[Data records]
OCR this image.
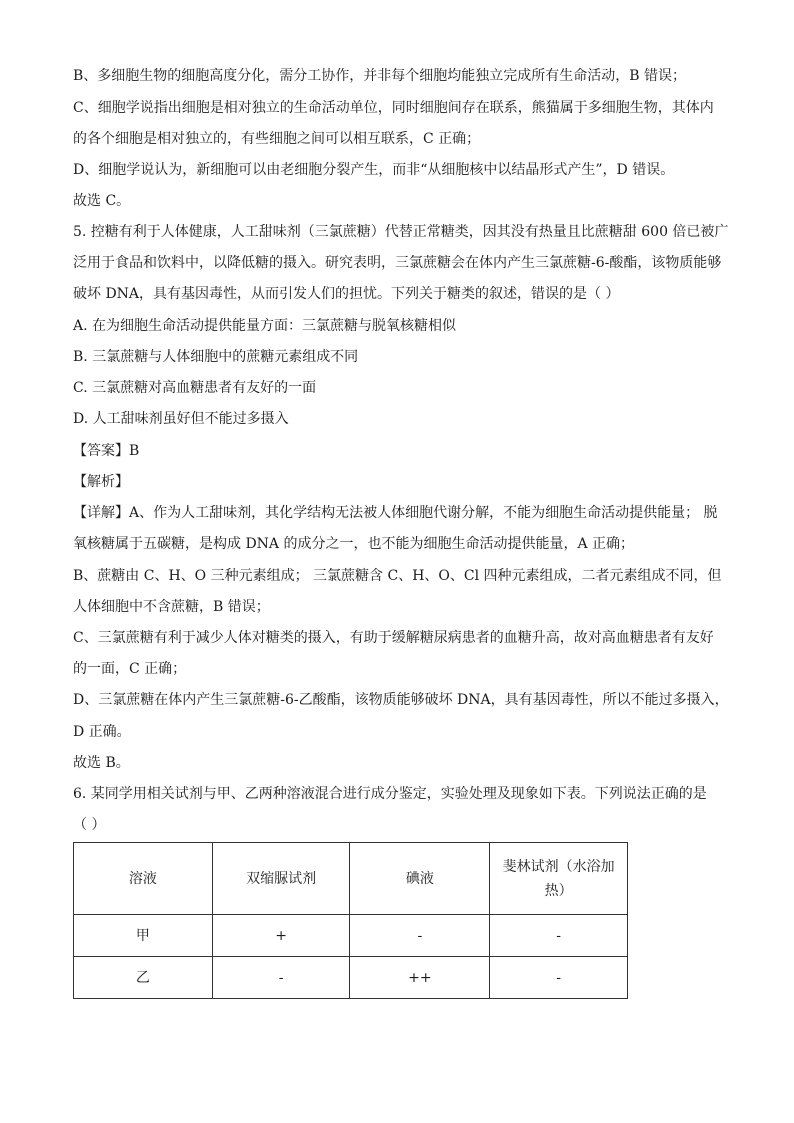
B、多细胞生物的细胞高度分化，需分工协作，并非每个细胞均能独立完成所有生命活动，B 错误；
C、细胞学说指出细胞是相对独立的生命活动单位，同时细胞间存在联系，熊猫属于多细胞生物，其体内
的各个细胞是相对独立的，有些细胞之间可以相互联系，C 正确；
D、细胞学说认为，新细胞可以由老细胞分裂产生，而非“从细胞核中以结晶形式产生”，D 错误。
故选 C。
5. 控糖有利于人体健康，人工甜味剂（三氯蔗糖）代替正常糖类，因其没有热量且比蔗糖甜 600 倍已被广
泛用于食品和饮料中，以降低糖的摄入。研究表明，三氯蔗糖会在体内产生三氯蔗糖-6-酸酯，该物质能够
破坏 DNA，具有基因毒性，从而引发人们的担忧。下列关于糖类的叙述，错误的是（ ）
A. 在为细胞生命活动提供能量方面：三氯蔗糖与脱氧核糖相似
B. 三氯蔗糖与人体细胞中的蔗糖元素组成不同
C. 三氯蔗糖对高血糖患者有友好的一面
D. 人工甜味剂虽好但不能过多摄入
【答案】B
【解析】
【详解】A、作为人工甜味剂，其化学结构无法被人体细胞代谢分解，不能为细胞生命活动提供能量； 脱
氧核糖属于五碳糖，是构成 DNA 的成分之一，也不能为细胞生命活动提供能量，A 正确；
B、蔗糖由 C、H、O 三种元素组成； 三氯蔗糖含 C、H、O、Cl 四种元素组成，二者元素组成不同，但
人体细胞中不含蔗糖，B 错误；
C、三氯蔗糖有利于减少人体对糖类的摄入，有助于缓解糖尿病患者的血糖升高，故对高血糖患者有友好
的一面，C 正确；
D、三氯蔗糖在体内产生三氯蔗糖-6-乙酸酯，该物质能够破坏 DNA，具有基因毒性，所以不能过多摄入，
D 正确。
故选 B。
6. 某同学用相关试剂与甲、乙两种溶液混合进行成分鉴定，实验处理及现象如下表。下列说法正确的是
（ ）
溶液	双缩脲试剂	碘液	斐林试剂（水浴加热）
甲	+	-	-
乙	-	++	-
* * *
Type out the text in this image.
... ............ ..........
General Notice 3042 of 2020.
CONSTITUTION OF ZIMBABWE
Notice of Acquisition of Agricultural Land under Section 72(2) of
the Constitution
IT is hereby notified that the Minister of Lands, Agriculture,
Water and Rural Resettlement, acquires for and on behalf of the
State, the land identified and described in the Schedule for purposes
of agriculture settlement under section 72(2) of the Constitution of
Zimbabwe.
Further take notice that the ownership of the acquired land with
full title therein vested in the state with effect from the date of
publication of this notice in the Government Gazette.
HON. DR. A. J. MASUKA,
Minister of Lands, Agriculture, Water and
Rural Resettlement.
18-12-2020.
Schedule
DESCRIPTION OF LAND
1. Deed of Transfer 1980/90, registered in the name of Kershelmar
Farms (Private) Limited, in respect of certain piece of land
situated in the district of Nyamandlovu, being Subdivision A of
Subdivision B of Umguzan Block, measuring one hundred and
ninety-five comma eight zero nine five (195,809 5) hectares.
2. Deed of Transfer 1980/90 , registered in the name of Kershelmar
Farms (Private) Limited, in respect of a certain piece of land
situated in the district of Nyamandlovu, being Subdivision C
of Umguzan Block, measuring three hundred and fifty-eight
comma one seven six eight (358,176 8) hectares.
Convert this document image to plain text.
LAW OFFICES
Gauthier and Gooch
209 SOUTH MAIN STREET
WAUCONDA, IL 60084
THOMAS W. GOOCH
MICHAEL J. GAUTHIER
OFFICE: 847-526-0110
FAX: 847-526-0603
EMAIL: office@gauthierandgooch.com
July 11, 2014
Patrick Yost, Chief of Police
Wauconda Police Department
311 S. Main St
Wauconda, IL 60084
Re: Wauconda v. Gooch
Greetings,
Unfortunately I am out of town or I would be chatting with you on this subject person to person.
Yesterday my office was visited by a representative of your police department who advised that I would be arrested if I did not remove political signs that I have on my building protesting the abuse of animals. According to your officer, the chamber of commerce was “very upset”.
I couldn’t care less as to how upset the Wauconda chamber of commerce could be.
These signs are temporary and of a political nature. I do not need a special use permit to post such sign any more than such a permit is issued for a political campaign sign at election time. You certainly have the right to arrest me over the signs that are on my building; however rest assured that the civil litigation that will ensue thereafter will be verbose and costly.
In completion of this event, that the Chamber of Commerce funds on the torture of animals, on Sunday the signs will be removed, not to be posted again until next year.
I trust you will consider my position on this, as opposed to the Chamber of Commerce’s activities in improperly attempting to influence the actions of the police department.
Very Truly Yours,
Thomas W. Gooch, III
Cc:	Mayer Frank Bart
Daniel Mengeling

## Directions
Where a line contains "this", copy that line.

## Exercise response
OCR this image.
Type out the text in this image.
publication of this notice in the Government Gazette.
Convert this document image to plain text.
Unfortunately I am out of town or I would be chatting with you on this subject person to person.
In completion of this event, that the Chamber of Commerce funds on the torture of animals, on Sunday the signs will be removed, not to be posted again until next year.
I trust you will consider my position on this, as opposed to the Chamber of Commerce’s activities in improperly attempting to influence the actions of the police department.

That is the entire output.